SET PROBLEM: Copy the material that follows word for word and omit its pictures.

━━━ SOURCE DATA ━━━

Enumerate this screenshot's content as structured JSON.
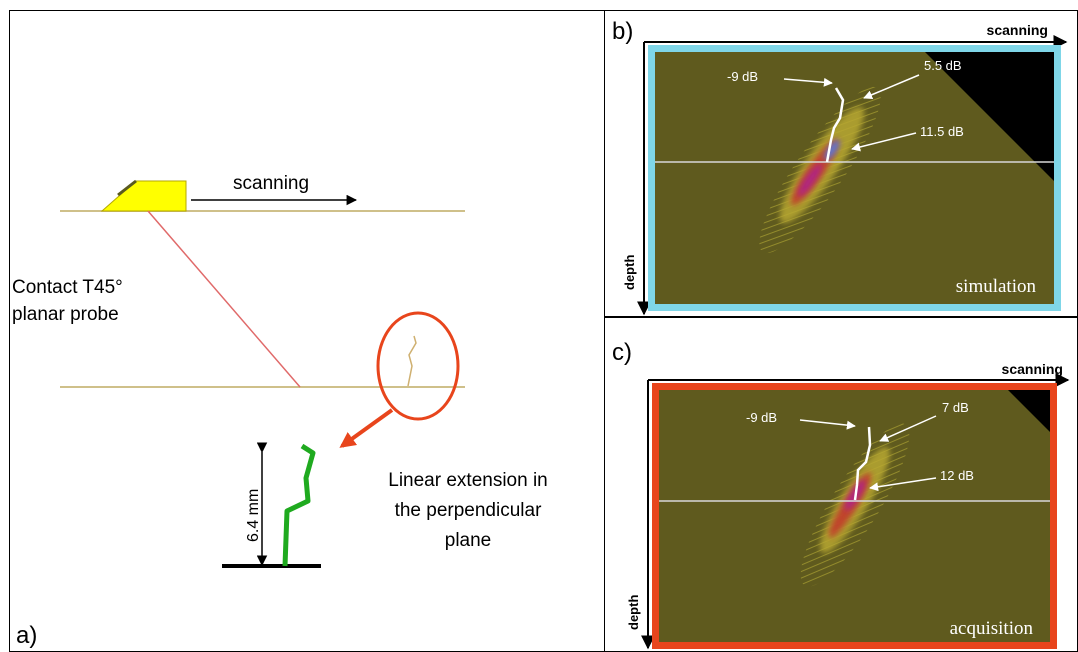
{
  "panel_a": {
    "letter": "a)",
    "scanning_label": "scanning",
    "probe_label_line1": "Contact T45°",
    "probe_label_line2": "planar probe",
    "extension_line1": "Linear extension in",
    "extension_line2": "the perpendicular",
    "extension_line3": "plane",
    "dimension_label": "6.4 mm"
  },
  "panel_b": {
    "letter": "b)",
    "x_axis_label": "scanning",
    "y_axis_label": "depth",
    "image_label": "simulation",
    "annotations": [
      "-9 dB",
      "5.5 dB",
      "11.5 dB"
    ]
  },
  "panel_c": {
    "letter": "c)",
    "x_axis_label": "scanning",
    "y_axis_label": "depth",
    "image_label": "acquisition",
    "annotations": [
      "-9 dB",
      "7 dB",
      "12 dB"
    ]
  },
  "colors": {
    "frame_b": "#7fd6e8",
    "frame_c": "#e8451c",
    "map_background": "#5f5a1e",
    "probe": "#ffff00",
    "surface": "#cfc08a",
    "beam": "#e06a6a",
    "crack": "#1faa1f",
    "zoom_circle": "#e8451c"
  }
}
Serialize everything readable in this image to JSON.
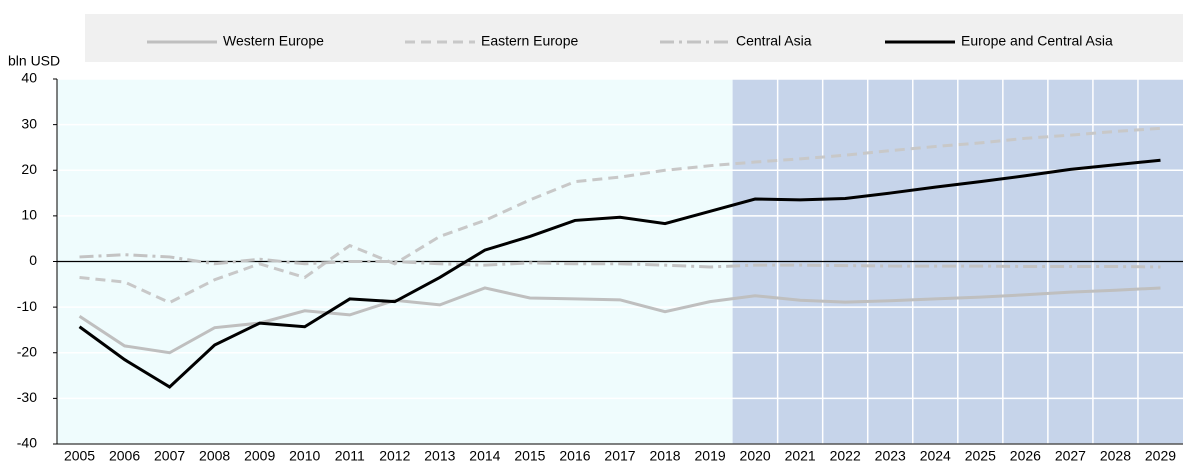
{
  "chart_data": {
    "type": "line",
    "y_label": "bln USD",
    "categories": [
      "2005",
      "2006",
      "2007",
      "2008",
      "2009",
      "2010",
      "2011",
      "2012",
      "2013",
      "2014",
      "2015",
      "2016",
      "2017",
      "2018",
      "2019",
      "2020",
      "2021",
      "2022",
      "2023",
      "2024",
      "2025",
      "2026",
      "2027",
      "2028",
      "2029"
    ],
    "series": [
      {
        "name": "Western Europe",
        "color": "#bfbfbf",
        "style": "solid",
        "values": [
          -12,
          -18.5,
          -20,
          -14.5,
          -13.5,
          -10.8,
          -11.7,
          -8.5,
          -9.5,
          -5.8,
          -8,
          -8.2,
          -8.4,
          -11,
          -8.8,
          -7.5,
          -8.5,
          -8.9,
          -8.6,
          -8.2,
          -7.8,
          -7.3,
          -6.7,
          -6.3,
          -5.8
        ]
      },
      {
        "name": "Eastern Europe",
        "color": "#c8c8c8",
        "style": "dashed",
        "values": [
          -3.5,
          -4.5,
          -9,
          -4,
          -0.5,
          -3.5,
          3.5,
          -0.5,
          5.5,
          9,
          13.5,
          17.5,
          18.5,
          20,
          21,
          21.8,
          22.5,
          23.3,
          24.3,
          25.2,
          26,
          27,
          27.7,
          28.5,
          29.2
        ]
      },
      {
        "name": "Central Asia",
        "color": "#c3c3c3",
        "style": "dashdot",
        "values": [
          1,
          1.5,
          1,
          -0.5,
          0.5,
          -0.5,
          0,
          0,
          -0.5,
          -0.8,
          -0.3,
          -0.5,
          -0.5,
          -0.8,
          -1.2,
          -0.8,
          -0.8,
          -0.9,
          -1,
          -1,
          -1,
          -1.1,
          -1.1,
          -1.1,
          -1.2
        ]
      },
      {
        "name": "Europe and Central Asia",
        "color": "#000000",
        "style": "solid",
        "values": [
          -14.3,
          -21.5,
          -27.5,
          -18.3,
          -13.5,
          -14.3,
          -8.2,
          -8.8,
          -3.5,
          2.5,
          5.5,
          9,
          9.7,
          8.3,
          11,
          13.7,
          13.5,
          13.8,
          15,
          16.3,
          17.5,
          18.8,
          20.2,
          21.2,
          22.2
        ]
      }
    ],
    "ylim": [
      -40,
      40
    ],
    "yticks": [
      -40,
      -30,
      -20,
      -10,
      0,
      10,
      20,
      30,
      40
    ],
    "grid": true,
    "history_color": "#effcfd",
    "projection_color": "#c6d4ea",
    "projection_start": 2020
  }
}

━━━

OUTPUT BELOW:
Enumerate this screenshot's content as structured JSON.
{
  "panel_a": {
    "letter": "a)",
    "scanning_label": "scanning",
    "probe_label_line1": "Contact T45°",
    "probe_label_line2": "planar probe",
    "extension_line1": "Linear extension in",
    "extension_line2": "the perpendicular",
    "extension_line3": "plane",
    "dimension_label": "6.4 mm"
  },
  "panel_b": {
    "letter": "b)",
    "x_axis_label": "scanning",
    "y_axis_label": "depth",
    "image_label": "simulation",
    "annotations": [
      "-9 dB",
      "5.5 dB",
      "11.5 dB"
    ]
  },
  "panel_c": {
    "letter": "c)",
    "x_axis_label": "scanning",
    "y_axis_label": "depth",
    "image_label": "acquisition",
    "annotations": [
      "-9 dB",
      "7 dB",
      "12 dB"
    ]
  },
  "colors": {
    "frame_b": "#7fd6e8",
    "frame_c": "#e8451c",
    "map_background": "#5f5a1e",
    "probe": "#ffff00",
    "surface": "#cfc08a",
    "beam": "#e06a6a",
    "crack": "#1faa1f",
    "zoom_circle": "#e8451c"
  }
}
Serialize everything readable in this image to JSON.
{
  "chart_data": {
    "type": "line",
    "y_label": "bln USD",
    "categories": [
      "2005",
      "2006",
      "2007",
      "2008",
      "2009",
      "2010",
      "2011",
      "2012",
      "2013",
      "2014",
      "2015",
      "2016",
      "2017",
      "2018",
      "2019",
      "2020",
      "2021",
      "2022",
      "2023",
      "2024",
      "2025",
      "2026",
      "2027",
      "2028",
      "2029"
    ],
    "series": [
      {
        "name": "Western Europe",
        "color": "#bfbfbf",
        "style": "solid",
        "values": [
          -12,
          -18.5,
          -20,
          -14.5,
          -13.5,
          -10.8,
          -11.7,
          -8.5,
          -9.5,
          -5.8,
          -8,
          -8.2,
          -8.4,
          -11,
          -8.8,
          -7.5,
          -8.5,
          -8.9,
          -8.6,
          -8.2,
          -7.8,
          -7.3,
          -6.7,
          -6.3,
          -5.8
        ]
      },
      {
        "name": "Eastern Europe",
        "color": "#c8c8c8",
        "style": "dashed",
        "values": [
          -3.5,
          -4.5,
          -9,
          -4,
          -0.5,
          -3.5,
          3.5,
          -0.5,
          5.5,
          9,
          13.5,
          17.5,
          18.5,
          20,
          21,
          21.8,
          22.5,
          23.3,
          24.3,
          25.2,
          26,
          27,
          27.7,
          28.5,
          29.2
        ]
      },
      {
        "name": "Central Asia",
        "color": "#c3c3c3",
        "style": "dashdot",
        "values": [
          1,
          1.5,
          1,
          -0.5,
          0.5,
          -0.5,
          0,
          0,
          -0.5,
          -0.8,
          -0.3,
          -0.5,
          -0.5,
          -0.8,
          -1.2,
          -0.8,
          -0.8,
          -0.9,
          -1,
          -1,
          -1,
          -1.1,
          -1.1,
          -1.1,
          -1.2
        ]
      },
      {
        "name": "Europe and Central Asia",
        "color": "#000000",
        "style": "solid",
        "values": [
          -14.3,
          -21.5,
          -27.5,
          -18.3,
          -13.5,
          -14.3,
          -8.2,
          -8.8,
          -3.5,
          2.5,
          5.5,
          9,
          9.7,
          8.3,
          11,
          13.7,
          13.5,
          13.8,
          15,
          16.3,
          17.5,
          18.8,
          20.2,
          21.2,
          22.2
        ]
      }
    ],
    "ylim": [
      -40,
      40
    ],
    "yticks": [
      -40,
      -30,
      -20,
      -10,
      0,
      10,
      20,
      30,
      40
    ],
    "grid": true,
    "history_color": "#effcfd",
    "projection_color": "#c6d4ea",
    "projection_start": 2020
  }
}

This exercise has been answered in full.